[TASK GOAL]
Take every line from the material that has the word "Voice" in it.

— start of MATERIAL SUPPLIED —

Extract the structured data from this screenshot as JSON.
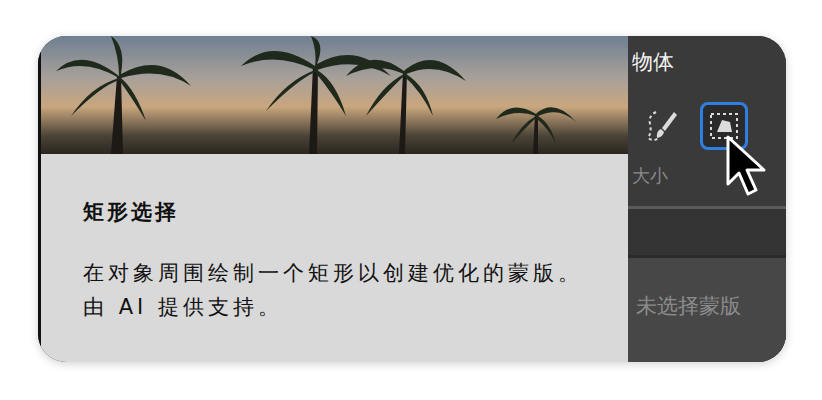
{
  "tooltip": {
    "title": "矩形选择",
    "description": "在对象周围绘制一个矩形以创建优化的蒙版。由 AI 提供支持。"
  },
  "panel": {
    "title": "物体",
    "tools": [
      {
        "kind": "lasso-brush",
        "selected": false
      },
      {
        "kind": "rectangle",
        "selected": true
      }
    ],
    "size_label": "大小",
    "mask_status": {
      "label": "未选择蒙版",
      "disabled": true
    }
  }
}
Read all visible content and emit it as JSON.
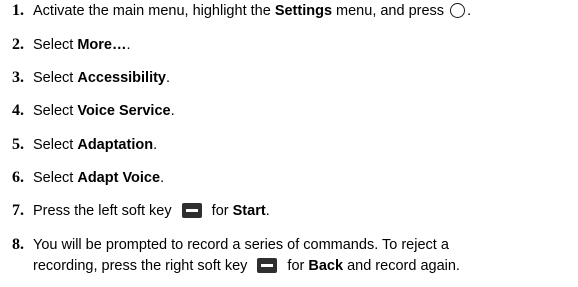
{
  "steps": [
    {
      "num": "1.",
      "pre": "Activate the main menu, highlight the ",
      "bold": "Settings",
      "post": " menu, and press ",
      "icon": "circle-key-icon",
      "end": "."
    },
    {
      "num": "2.",
      "pre": "Select ",
      "bold": "More…",
      "post": "."
    },
    {
      "num": "3.",
      "pre": "Select ",
      "bold": "Accessibility",
      "post": "."
    },
    {
      "num": "4.",
      "pre": "Select ",
      "bold": "Voice Service",
      "post": "."
    },
    {
      "num": "5.",
      "pre": "Select ",
      "bold": "Adaptation",
      "post": "."
    },
    {
      "num": "6.",
      "pre": "Select ",
      "bold": "Adapt Voice",
      "post": "."
    },
    {
      "num": "7.",
      "pre": "Press the left soft key ",
      "icon": "left-soft-key-icon",
      "mid": " for ",
      "bold": "Start",
      "post": "."
    },
    {
      "num": "8.",
      "line1": "You will be prompted to record a series of commands. To reject a",
      "pre": "recording, press the right soft key ",
      "icon": "right-soft-key-icon",
      "mid": " for ",
      "bold": "Back",
      "post": " and record again."
    }
  ]
}
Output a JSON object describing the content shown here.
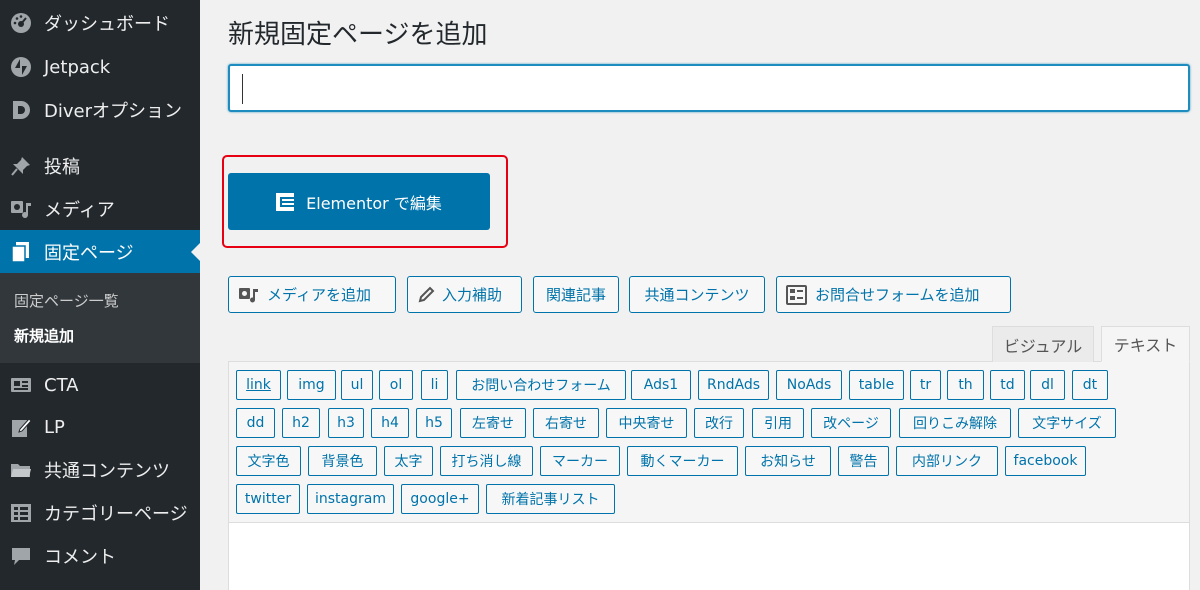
{
  "sidebar": {
    "items": [
      {
        "label": "ダッシュボード",
        "icon": "dashboard-icon"
      },
      {
        "label": "Jetpack",
        "icon": "jetpack-icon"
      },
      {
        "label": "Diverオプション",
        "icon": "diver-icon"
      },
      {
        "label": "投稿",
        "icon": "pin-icon"
      },
      {
        "label": "メディア",
        "icon": "media-icon"
      },
      {
        "label": "固定ページ",
        "icon": "pages-icon"
      },
      {
        "label": "CTA",
        "icon": "cta-icon"
      },
      {
        "label": "LP",
        "icon": "edit-page-icon"
      },
      {
        "label": "共通コンテンツ",
        "icon": "folder-icon"
      },
      {
        "label": "カテゴリーページ",
        "icon": "category-icon"
      },
      {
        "label": "コメント",
        "icon": "comment-icon"
      }
    ],
    "submenu": [
      "固定ページ一覧",
      "新規追加"
    ]
  },
  "main": {
    "title": "新規固定ページを追加",
    "title_input_value": "",
    "elementor_button": "Elementor で編集",
    "toolbar": [
      "メディアを追加",
      "入力補助",
      "関連記事",
      "共通コンテンツ",
      "お問合せフォームを追加"
    ],
    "tabs": [
      "ビジュアル",
      "テキスト"
    ],
    "quicktags": [
      [
        "link",
        "img",
        "ul",
        "ol",
        "li",
        "お問い合わせフォーム",
        "Ads1",
        "RndAds",
        "NoAds",
        "table",
        "tr",
        "th",
        "td",
        "dl",
        "dt"
      ],
      [
        "dd",
        "h2",
        "h3",
        "h4",
        "h5",
        "左寄せ",
        "右寄せ",
        "中央寄せ",
        "改行",
        "引用",
        "改ページ",
        "回りこみ解除",
        "文字サイズ"
      ],
      [
        "文字色",
        "背景色",
        "太字",
        "打ち消し線",
        "マーカー",
        "動くマーカー",
        "お知らせ",
        "警告",
        "内部リンク",
        "facebook"
      ],
      [
        "twitter",
        "instagram",
        "google+",
        "新着記事リスト"
      ]
    ]
  },
  "colors": {
    "sidebar_bg": "#23282d",
    "accent": "#0073aa",
    "highlight_frame": "#e60012"
  }
}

— end of MATERIAL SUPPLIED —

[SOLUTION BELOW]
      "bold": "Voice Service",
      "bold": "Adapt Voice",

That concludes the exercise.